**** Record list ****

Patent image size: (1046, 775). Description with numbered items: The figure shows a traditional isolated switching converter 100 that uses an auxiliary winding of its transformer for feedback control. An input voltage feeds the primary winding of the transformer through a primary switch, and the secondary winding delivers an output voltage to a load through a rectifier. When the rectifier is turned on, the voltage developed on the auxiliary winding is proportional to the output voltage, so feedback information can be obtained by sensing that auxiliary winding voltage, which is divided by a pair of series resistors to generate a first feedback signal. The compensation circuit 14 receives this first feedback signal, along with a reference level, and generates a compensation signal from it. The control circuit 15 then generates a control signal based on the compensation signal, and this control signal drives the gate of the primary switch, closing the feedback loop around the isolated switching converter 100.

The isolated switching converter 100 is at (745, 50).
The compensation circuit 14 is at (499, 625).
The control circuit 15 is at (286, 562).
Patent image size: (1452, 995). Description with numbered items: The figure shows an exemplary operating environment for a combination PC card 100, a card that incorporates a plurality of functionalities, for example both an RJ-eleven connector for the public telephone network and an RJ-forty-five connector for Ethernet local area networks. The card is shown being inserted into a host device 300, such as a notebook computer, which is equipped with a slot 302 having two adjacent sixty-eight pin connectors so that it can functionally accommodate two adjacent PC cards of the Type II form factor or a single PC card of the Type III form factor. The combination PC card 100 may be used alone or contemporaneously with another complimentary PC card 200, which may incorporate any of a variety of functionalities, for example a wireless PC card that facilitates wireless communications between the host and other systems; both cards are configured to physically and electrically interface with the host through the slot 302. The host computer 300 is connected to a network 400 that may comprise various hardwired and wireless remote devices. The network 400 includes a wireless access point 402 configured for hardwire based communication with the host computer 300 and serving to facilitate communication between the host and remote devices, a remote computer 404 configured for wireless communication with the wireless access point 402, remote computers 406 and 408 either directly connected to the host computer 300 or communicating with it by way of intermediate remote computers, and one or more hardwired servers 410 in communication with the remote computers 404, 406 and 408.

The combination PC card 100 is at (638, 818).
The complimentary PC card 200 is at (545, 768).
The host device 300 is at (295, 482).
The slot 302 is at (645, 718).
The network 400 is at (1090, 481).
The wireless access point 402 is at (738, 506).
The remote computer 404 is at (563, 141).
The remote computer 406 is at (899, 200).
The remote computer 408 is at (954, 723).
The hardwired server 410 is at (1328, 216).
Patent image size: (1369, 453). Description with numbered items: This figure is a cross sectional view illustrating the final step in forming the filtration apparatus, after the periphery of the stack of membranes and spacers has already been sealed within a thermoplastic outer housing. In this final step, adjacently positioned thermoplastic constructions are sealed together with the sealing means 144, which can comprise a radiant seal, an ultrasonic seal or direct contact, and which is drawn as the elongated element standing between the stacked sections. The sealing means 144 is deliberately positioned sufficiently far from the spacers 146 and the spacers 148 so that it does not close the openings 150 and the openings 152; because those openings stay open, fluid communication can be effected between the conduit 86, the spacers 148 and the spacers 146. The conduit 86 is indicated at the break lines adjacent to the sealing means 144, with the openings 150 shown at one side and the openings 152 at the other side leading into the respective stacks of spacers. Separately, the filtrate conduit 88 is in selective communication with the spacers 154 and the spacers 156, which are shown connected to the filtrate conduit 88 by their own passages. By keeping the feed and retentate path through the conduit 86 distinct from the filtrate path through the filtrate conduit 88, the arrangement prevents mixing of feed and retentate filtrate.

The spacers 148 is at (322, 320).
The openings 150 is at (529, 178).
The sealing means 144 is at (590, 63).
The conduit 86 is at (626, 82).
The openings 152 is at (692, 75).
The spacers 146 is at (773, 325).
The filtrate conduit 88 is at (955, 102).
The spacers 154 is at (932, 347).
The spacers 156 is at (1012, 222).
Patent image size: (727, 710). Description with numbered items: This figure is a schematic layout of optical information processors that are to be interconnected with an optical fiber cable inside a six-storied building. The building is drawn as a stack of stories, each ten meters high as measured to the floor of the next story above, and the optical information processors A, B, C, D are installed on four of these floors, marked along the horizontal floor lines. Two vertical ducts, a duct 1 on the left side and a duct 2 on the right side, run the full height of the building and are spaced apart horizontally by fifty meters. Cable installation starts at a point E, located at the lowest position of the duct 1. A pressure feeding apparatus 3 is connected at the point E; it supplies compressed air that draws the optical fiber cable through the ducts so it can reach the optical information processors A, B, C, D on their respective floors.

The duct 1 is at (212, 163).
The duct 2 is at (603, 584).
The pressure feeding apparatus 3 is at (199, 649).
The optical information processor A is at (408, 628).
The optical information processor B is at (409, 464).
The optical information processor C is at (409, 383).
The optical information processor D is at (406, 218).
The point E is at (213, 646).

****

▸ Problem to work on:
Could you rewrite the data above with "numbered items" changed to "labeled parts" everywhere it occurs, leaving everything else as it is?

▸ Response:
Patent image size: (1046, 775). Description with labeled parts: The figure shows a traditional isolated switching converter 100 that uses an auxiliary winding of its transformer for feedback control. An input voltage feeds the primary winding of the transformer through a primary switch, and the secondary winding delivers an output voltage to a load through a rectifier. When the rectifier is turned on, the voltage developed on the auxiliary winding is proportional to the output voltage, so feedback information can be obtained by sensing that auxiliary winding voltage, which is divided by a pair of series resistors to generate a first feedback signal. The compensation circuit 14 receives this first feedback signal, along with a reference level, and generates a compensation signal from it. The control circuit 15 then generates a control signal based on the compensation signal, and this control signal drives the gate of the primary switch, closing the feedback loop around the isolated switching converter 100.

The isolated switching converter 100 is at (745, 50).
The compensation circuit 14 is at (499, 625).
The control circuit 15 is at (286, 562).
Patent image size: (1452, 995). Description with labeled parts: The figure shows an exemplary operating environment for a combination PC card 100, a card that incorporates a plurality of functionalities, for example both an RJ-eleven connector for the public telephone network and an RJ-forty-five connector for Ethernet local area networks. The card is shown being inserted into a host device 300, such as a notebook computer, which is equipped with a slot 302 having two adjacent sixty-eight pin connectors so that it can functionally accommodate two adjacent PC cards of the Type II form factor or a single PC card of the Type III form factor. The combination PC card 100 may be used alone or contemporaneously with another complimentary PC card 200, which may incorporate any of a variety of functionalities, for example a wireless PC card that facilitates wireless communications between the host and other systems; both cards are configured to physically and electrically interface with the host through the slot 302. The host computer 300 is connected to a network 400 that may comprise various hardwired and wireless remote devices. The network 400 includes a wireless access point 402 configured for hardwire based communication with the host computer 300 and serving to facilitate communication between the host and remote devices, a remote computer 404 configured for wireless communication with the wireless access point 402, remote computers 406 and 408 either directly connected to the host computer 300 or communicating with it by way of intermediate remote computers, and one or more hardwired servers 410 in communication with the remote computers 404, 406 and 408.

The combination PC card 100 is at (638, 818).
The complimentary PC card 200 is at (545, 768).
The host device 300 is at (295, 482).
The slot 302 is at (645, 718).
The network 400 is at (1090, 481).
The wireless access point 402 is at (738, 506).
The remote computer 404 is at (563, 141).
The remote computer 406 is at (899, 200).
The remote computer 408 is at (954, 723).
The hardwired server 410 is at (1328, 216).
Patent image size: (1369, 453). Description with labeled parts: This figure is a cross sectional view illustrating the final step in forming the filtration apparatus, after the periphery of the stack of membranes and spacers has already been sealed within a thermoplastic outer housing. In this final step, adjacently positioned thermoplastic constructions are sealed together with the sealing means 144, which can comprise a radiant seal, an ultrasonic seal or direct contact, and which is drawn as the elongated element standing between the stacked sections. The sealing means 144 is deliberately positioned sufficiently far from the spacers 146 and the spacers 148 so that it does not close the openings 150 and the openings 152; because those openings stay open, fluid communication can be effected between the conduit 86, the spacers 148 and the spacers 146. The conduit 86 is indicated at the break lines adjacent to the sealing means 144, with the openings 150 shown at one side and the openings 152 at the other side leading into the respective stacks of spacers. Separately, the filtrate conduit 88 is in selective communication with the spacers 154 and the spacers 156, which are shown connected to the filtrate conduit 88 by their own passages. By keeping the feed and retentate path through the conduit 86 distinct from the filtrate path through the filtrate conduit 88, the arrangement prevents mixing of feed and retentate filtrate.

The spacers 148 is at (322, 320).
The openings 150 is at (529, 178).
The sealing means 144 is at (590, 63).
The conduit 86 is at (626, 82).
The openings 152 is at (692, 75).
The spacers 146 is at (773, 325).
The filtrate conduit 88 is at (955, 102).
The spacers 154 is at (932, 347).
The spacers 156 is at (1012, 222).
Patent image size: (727, 710). Description with labeled parts: This figure is a schematic layout of optical information processors that are to be interconnected with an optical fiber cable inside a six-storied building. The building is drawn as a stack of stories, each ten meters high as measured to the floor of the next story above, and the optical information processors A, B, C, D are installed on four of these floors, marked along the horizontal floor lines. Two vertical ducts, a duct 1 on the left side and a duct 2 on the right side, run the full height of the building and are spaced apart horizontally by fifty meters. Cable installation starts at a point E, located at the lowest position of the duct 1. A pressure feeding apparatus 3 is connected at the point E; it supplies compressed air that draws the optical fiber cable through the ducts so it can reach the optical information processors A, B, C, D on their respective floors.

The duct 1 is at (212, 163).
The duct 2 is at (603, 584).
The pressure feeding apparatus 3 is at (199, 649).
The optical information processor A is at (408, 628).
The optical information processor B is at (409, 464).
The optical information processor C is at (409, 383).
The optical information processor D is at (406, 218).
The point E is at (213, 646).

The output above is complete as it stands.